Exercise prompt = Reproduce each line exactly.

Listed records =
-------

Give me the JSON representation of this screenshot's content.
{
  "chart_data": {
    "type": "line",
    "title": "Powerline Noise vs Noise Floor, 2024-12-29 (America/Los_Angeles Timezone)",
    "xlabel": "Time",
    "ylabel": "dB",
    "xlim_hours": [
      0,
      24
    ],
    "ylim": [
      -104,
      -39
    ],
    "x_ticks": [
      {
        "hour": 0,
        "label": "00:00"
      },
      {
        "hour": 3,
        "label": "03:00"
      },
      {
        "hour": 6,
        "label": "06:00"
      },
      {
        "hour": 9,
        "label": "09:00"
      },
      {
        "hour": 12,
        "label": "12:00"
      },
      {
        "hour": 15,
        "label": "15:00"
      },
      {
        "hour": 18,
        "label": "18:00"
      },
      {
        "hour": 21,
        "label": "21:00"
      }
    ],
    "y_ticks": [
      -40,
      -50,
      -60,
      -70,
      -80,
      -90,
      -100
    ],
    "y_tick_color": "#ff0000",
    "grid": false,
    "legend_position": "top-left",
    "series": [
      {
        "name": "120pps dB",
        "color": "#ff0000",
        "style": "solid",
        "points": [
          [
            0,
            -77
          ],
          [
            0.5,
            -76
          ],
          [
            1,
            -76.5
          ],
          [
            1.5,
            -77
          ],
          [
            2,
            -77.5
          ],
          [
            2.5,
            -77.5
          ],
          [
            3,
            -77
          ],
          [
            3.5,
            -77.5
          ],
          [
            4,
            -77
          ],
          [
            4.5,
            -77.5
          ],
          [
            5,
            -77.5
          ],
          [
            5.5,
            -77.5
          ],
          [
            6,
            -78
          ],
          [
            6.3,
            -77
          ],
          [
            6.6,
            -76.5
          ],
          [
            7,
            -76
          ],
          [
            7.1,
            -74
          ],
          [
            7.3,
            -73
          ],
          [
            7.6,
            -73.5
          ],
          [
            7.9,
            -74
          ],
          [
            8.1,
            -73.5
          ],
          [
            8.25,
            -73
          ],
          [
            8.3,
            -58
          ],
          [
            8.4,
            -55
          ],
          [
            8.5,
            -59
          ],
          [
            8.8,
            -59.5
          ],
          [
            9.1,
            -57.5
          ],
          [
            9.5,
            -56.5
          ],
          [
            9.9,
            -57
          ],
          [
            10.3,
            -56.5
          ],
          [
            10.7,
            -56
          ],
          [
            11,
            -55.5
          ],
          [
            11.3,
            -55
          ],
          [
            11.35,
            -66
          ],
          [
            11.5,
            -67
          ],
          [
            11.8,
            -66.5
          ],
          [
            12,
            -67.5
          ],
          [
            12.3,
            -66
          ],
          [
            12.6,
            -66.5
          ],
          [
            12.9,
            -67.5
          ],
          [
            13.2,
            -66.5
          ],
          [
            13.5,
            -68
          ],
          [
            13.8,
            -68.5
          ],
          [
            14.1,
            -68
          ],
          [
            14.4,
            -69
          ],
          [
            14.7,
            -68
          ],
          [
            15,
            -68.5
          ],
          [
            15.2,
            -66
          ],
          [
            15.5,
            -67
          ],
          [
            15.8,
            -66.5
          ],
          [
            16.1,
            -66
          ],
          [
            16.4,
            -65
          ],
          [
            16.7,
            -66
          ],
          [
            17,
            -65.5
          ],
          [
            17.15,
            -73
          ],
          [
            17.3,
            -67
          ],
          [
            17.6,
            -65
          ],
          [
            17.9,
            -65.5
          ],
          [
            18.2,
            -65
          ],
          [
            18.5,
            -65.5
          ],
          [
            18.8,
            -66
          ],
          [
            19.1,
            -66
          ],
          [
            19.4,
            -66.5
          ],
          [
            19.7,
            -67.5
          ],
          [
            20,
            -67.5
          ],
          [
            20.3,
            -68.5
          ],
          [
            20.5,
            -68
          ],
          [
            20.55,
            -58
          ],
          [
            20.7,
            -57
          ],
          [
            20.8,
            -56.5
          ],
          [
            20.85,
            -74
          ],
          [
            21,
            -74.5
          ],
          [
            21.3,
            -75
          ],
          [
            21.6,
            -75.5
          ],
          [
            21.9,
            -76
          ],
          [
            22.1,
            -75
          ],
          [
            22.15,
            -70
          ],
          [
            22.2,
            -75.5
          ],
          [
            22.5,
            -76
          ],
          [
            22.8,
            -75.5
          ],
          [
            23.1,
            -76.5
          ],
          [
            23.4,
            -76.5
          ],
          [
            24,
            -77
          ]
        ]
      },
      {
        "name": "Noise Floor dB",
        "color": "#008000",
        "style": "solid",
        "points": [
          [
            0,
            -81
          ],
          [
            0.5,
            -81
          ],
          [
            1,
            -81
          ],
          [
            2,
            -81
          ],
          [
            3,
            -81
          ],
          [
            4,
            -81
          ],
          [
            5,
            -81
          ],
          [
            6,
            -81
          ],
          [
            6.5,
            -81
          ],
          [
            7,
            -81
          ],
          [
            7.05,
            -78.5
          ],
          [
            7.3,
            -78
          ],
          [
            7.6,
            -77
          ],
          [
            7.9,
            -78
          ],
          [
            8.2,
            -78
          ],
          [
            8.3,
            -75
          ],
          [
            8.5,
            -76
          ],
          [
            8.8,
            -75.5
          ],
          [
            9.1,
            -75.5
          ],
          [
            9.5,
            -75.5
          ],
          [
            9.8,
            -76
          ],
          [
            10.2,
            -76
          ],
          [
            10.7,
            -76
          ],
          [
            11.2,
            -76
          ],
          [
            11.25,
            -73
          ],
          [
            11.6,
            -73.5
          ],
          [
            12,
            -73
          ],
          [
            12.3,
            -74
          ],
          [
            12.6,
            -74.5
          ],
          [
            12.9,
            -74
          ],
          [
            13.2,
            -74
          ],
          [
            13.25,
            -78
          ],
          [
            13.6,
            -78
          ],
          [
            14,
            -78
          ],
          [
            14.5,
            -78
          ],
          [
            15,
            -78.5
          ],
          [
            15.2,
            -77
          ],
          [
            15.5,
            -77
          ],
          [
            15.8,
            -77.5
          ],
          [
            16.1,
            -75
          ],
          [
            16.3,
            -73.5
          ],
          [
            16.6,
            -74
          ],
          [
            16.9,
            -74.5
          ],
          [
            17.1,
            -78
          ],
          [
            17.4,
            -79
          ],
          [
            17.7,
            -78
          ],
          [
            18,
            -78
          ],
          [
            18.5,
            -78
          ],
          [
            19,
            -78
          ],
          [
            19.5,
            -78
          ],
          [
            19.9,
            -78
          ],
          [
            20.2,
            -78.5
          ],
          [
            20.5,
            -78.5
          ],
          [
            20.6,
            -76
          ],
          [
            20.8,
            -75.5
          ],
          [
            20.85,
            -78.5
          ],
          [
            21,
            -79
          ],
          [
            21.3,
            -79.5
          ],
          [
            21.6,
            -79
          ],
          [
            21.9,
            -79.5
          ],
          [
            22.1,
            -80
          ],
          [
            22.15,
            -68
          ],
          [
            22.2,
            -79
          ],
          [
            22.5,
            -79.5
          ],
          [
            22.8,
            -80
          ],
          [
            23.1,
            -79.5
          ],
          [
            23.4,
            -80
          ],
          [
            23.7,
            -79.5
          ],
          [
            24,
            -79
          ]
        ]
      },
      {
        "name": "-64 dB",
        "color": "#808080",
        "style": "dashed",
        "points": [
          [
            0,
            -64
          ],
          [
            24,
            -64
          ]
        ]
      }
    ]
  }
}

-------

Written response =
Give me the JSON representation of this screenshot's content.
{
  "chart_data": {
    "type": "line",
    "title": "Powerline Noise vs Noise Floor, 2024-12-29 (America/Los_Angeles Timezone)",
    "xlabel": "Time",
    "ylabel": "dB",
    "xlim_hours": [
      0,
      24
    ],
    "ylim": [
      -104,
      -39
    ],
    "x_ticks": [
      {
        "hour": 0,
        "label": "00:00"
      },
      {
        "hour": 3,
        "label": "03:00"
      },
      {
        "hour": 6,
        "label": "06:00"
      },
      {
        "hour": 9,
        "label": "09:00"
      },
      {
        "hour": 12,
        "label": "12:00"
      },
      {
        "hour": 15,
        "label": "15:00"
      },
      {
        "hour": 18,
        "label": "18:00"
      },
      {
        "hour": 21,
        "label": "21:00"
      }
    ],
    "y_ticks": [
      -40,
      -50,
      -60,
      -70,
      -80,
      -90,
      -100
    ],
    "y_tick_color": "#ff0000",
    "grid": false,
    "legend_position": "top-left",
    "series": [
      {
        "name": "120pps dB",
        "color": "#ff0000",
        "style": "solid",
        "points": [
          [
            0,
            -77
          ],
          [
            0.5,
            -76
          ],
          [
            1,
            -76.5
          ],
          [
            1.5,
            -77
          ],
          [
            2,
            -77.5
          ],
          [
            2.5,
            -77.5
          ],
          [
            3,
            -77
          ],
          [
            3.5,
            -77.5
          ],
          [
            4,
            -77
          ],
          [
            4.5,
            -77.5
          ],
          [
            5,
            -77.5
          ],
          [
            5.5,
            -77.5
          ],
          [
            6,
            -78
          ],
          [
            6.3,
            -77
          ],
          [
            6.6,
            -76.5
          ],
          [
            7,
            -76
          ],
          [
            7.1,
            -74
          ],
          [
            7.3,
            -73
          ],
          [
            7.6,
            -73.5
          ],
          [
            7.9,
            -74
          ],
          [
            8.1,
            -73.5
          ],
          [
            8.25,
            -73
          ],
          [
            8.3,
            -58
          ],
          [
            8.4,
            -55
          ],
          [
            8.5,
            -59
          ],
          [
            8.8,
            -59.5
          ],
          [
            9.1,
            -57.5
          ],
          [
            9.5,
            -56.5
          ],
          [
            9.9,
            -57
          ],
          [
            10.3,
            -56.5
          ],
          [
            10.7,
            -56
          ],
          [
            11,
            -55.5
          ],
          [
            11.3,
            -55
          ],
          [
            11.35,
            -66
          ],
          [
            11.5,
            -67
          ],
          [
            11.8,
            -66.5
          ],
          [
            12,
            -67.5
          ],
          [
            12.3,
            -66
          ],
          [
            12.6,
            -66.5
          ],
          [
            12.9,
            -67.5
          ],
          [
            13.2,
            -66.5
          ],
          [
            13.5,
            -68
          ],
          [
            13.8,
            -68.5
          ],
          [
            14.1,
            -68
          ],
          [
            14.4,
            -69
          ],
          [
            14.7,
            -68
          ],
          [
            15,
            -68.5
          ],
          [
            15.2,
            -66
          ],
          [
            15.5,
            -67
          ],
          [
            15.8,
            -66.5
          ],
          [
            16.1,
            -66
          ],
          [
            16.4,
            -65
          ],
          [
            16.7,
            -66
          ],
          [
            17,
            -65.5
          ],
          [
            17.15,
            -73
          ],
          [
            17.3,
            -67
          ],
          [
            17.6,
            -65
          ],
          [
            17.9,
            -65.5
          ],
          [
            18.2,
            -65
          ],
          [
            18.5,
            -65.5
          ],
          [
            18.8,
            -66
          ],
          [
            19.1,
            -66
          ],
          [
            19.4,
            -66.5
          ],
          [
            19.7,
            -67.5
          ],
          [
            20,
            -67.5
          ],
          [
            20.3,
            -68.5
          ],
          [
            20.5,
            -68
          ],
          [
            20.55,
            -58
          ],
          [
            20.7,
            -57
          ],
          [
            20.8,
            -56.5
          ],
          [
            20.85,
            -74
          ],
          [
            21,
            -74.5
          ],
          [
            21.3,
            -75
          ],
          [
            21.6,
            -75.5
          ],
          [
            21.9,
            -76
          ],
          [
            22.1,
            -75
          ],
          [
            22.15,
            -70
          ],
          [
            22.2,
            -75.5
          ],
          [
            22.5,
            -76
          ],
          [
            22.8,
            -75.5
          ],
          [
            23.1,
            -76.5
          ],
          [
            23.4,
            -76.5
          ],
          [
            24,
            -77
          ]
        ]
      },
      {
        "name": "Noise Floor dB",
        "color": "#008000",
        "style": "solid",
        "points": [
          [
            0,
            -81
          ],
          [
            0.5,
            -81
          ],
          [
            1,
            -81
          ],
          [
            2,
            -81
          ],
          [
            3,
            -81
          ],
          [
            4,
            -81
          ],
          [
            5,
            -81
          ],
          [
            6,
            -81
          ],
          [
            6.5,
            -81
          ],
          [
            7,
            -81
          ],
          [
            7.05,
            -78.5
          ],
          [
            7.3,
            -78
          ],
          [
            7.6,
            -77
          ],
          [
            7.9,
            -78
          ],
          [
            8.2,
            -78
          ],
          [
            8.3,
            -75
          ],
          [
            8.5,
            -76
          ],
          [
            8.8,
            -75.5
          ],
          [
            9.1,
            -75.5
          ],
          [
            9.5,
            -75.5
          ],
          [
            9.8,
            -76
          ],
          [
            10.2,
            -76
          ],
          [
            10.7,
            -76
          ],
          [
            11.2,
            -76
          ],
          [
            11.25,
            -73
          ],
          [
            11.6,
            -73.5
          ],
          [
            12,
            -73
          ],
          [
            12.3,
            -74
          ],
          [
            12.6,
            -74.5
          ],
          [
            12.9,
            -74
          ],
          [
            13.2,
            -74
          ],
          [
            13.25,
            -78
          ],
          [
            13.6,
            -78
          ],
          [
            14,
            -78
          ],
          [
            14.5,
            -78
          ],
          [
            15,
            -78.5
          ],
          [
            15.2,
            -77
          ],
          [
            15.5,
            -77
          ],
          [
            15.8,
            -77.5
          ],
          [
            16.1,
            -75
          ],
          [
            16.3,
            -73.5
          ],
          [
            16.6,
            -74
          ],
          [
            16.9,
            -74.5
          ],
          [
            17.1,
            -78
          ],
          [
            17.4,
            -79
          ],
          [
            17.7,
            -78
          ],
          [
            18,
            -78
          ],
          [
            18.5,
            -78
          ],
          [
            19,
            -78
          ],
          [
            19.5,
            -78
          ],
          [
            19.9,
            -78
          ],
          [
            20.2,
            -78.5
          ],
          [
            20.5,
            -78.5
          ],
          [
            20.6,
            -76
          ],
          [
            20.8,
            -75.5
          ],
          [
            20.85,
            -78.5
          ],
          [
            21,
            -79
          ],
          [
            21.3,
            -79.5
          ],
          [
            21.6,
            -79
          ],
          [
            21.9,
            -79.5
          ],
          [
            22.1,
            -80
          ],
          [
            22.15,
            -68
          ],
          [
            22.2,
            -79
          ],
          [
            22.5,
            -79.5
          ],
          [
            22.8,
            -80
          ],
          [
            23.1,
            -79.5
          ],
          [
            23.4,
            -80
          ],
          [
            23.7,
            -79.5
          ],
          [
            24,
            -79
          ]
        ]
      },
      {
        "name": "-64 dB",
        "color": "#808080",
        "style": "dashed",
        "points": [
          [
            0,
            -64
          ],
          [
            24,
            -64
          ]
        ]
      }
    ]
  }
}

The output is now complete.